_INSTRUCTION_: Exactly repeat the material, dropping only the pictures.

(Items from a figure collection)
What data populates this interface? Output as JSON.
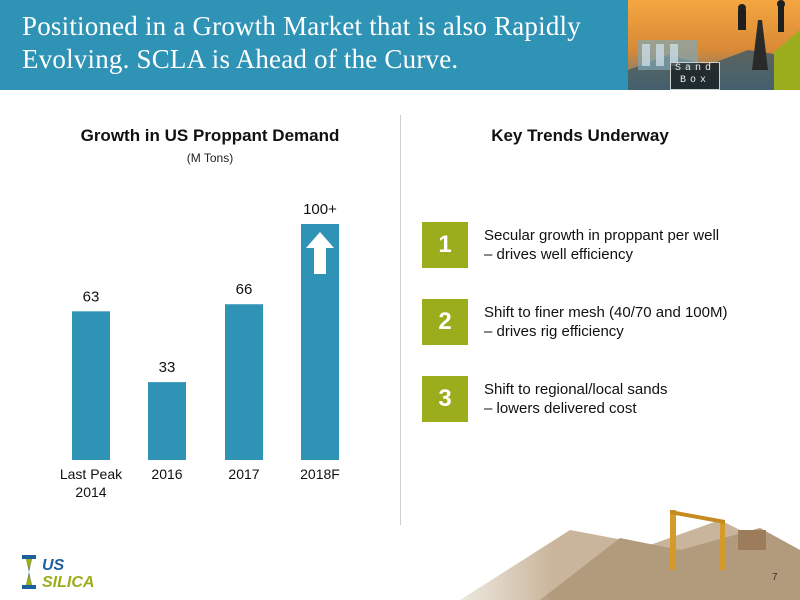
{
  "header": {
    "title": "Positioned in a Growth Market that is also Rapidly Evolving. SCLA is Ahead of the Curve.",
    "logo_line1": "Sand",
    "logo_line2": "Box"
  },
  "chart_data": {
    "type": "bar",
    "title": "Growth in US Proppant Demand",
    "subtitle": "(M Tons)",
    "categories": [
      "Last Peak\n2014",
      "2016",
      "2017",
      "2018F"
    ],
    "values": [
      63,
      33,
      66,
      100
    ],
    "value_labels": [
      "63",
      "33",
      "66",
      "100+"
    ],
    "annotations": [
      {
        "category": "2018F",
        "type": "up-arrow"
      }
    ],
    "ylim": [
      0,
      100
    ],
    "grid": false,
    "legend": "none",
    "colors": {
      "bar": "#2f93b6",
      "arrow": "#ffffff"
    }
  },
  "trends": {
    "title": "Key Trends Underway",
    "items": [
      {
        "number": "1",
        "line1": "Secular growth in proppant per well",
        "line2": "– drives well efficiency"
      },
      {
        "number": "2",
        "line1": "Shift to finer mesh (40/70 and 100M)",
        "line2": "– drives rig efficiency"
      },
      {
        "number": "3",
        "line1": "Shift to regional/local sands",
        "line2": "– lowers delivered cost"
      }
    ]
  },
  "footer": {
    "logo_text_1": "US",
    "logo_text_2": "SILICA",
    "page_number": "7"
  },
  "colors": {
    "header": "#2f93b6",
    "accent_green": "#9bad1c",
    "logo_green": "#9bad1c",
    "logo_blue": "#1e5f9e"
  }
}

_FINISHED EXERCISE_:
What data populates this interface? Output as JSON.
{
  "header": {
    "title": "Positioned in a Growth Market that is also Rapidly Evolving. SCLA is Ahead of the Curve.",
    "logo_line1": "Sand",
    "logo_line2": "Box"
  },
  "chart_data": {
    "type": "bar",
    "title": "Growth in US Proppant Demand",
    "subtitle": "(M Tons)",
    "categories": [
      "Last Peak\n2014",
      "2016",
      "2017",
      "2018F"
    ],
    "values": [
      63,
      33,
      66,
      100
    ],
    "value_labels": [
      "63",
      "33",
      "66",
      "100+"
    ],
    "annotations": [
      {
        "category": "2018F",
        "type": "up-arrow"
      }
    ],
    "ylim": [
      0,
      100
    ],
    "grid": false,
    "legend": "none",
    "colors": {
      "bar": "#2f93b6",
      "arrow": "#ffffff"
    }
  },
  "trends": {
    "title": "Key Trends Underway",
    "items": [
      {
        "number": "1",
        "line1": "Secular growth in proppant per well",
        "line2": "– drives well efficiency"
      },
      {
        "number": "2",
        "line1": "Shift to finer mesh (40/70 and 100M)",
        "line2": "– drives rig efficiency"
      },
      {
        "number": "3",
        "line1": "Shift to regional/local sands",
        "line2": "– lowers delivered cost"
      }
    ]
  },
  "footer": {
    "logo_text_1": "US",
    "logo_text_2": "SILICA",
    "page_number": "7"
  },
  "colors": {
    "header": "#2f93b6",
    "accent_green": "#9bad1c",
    "logo_green": "#9bad1c",
    "logo_blue": "#1e5f9e"
  }
}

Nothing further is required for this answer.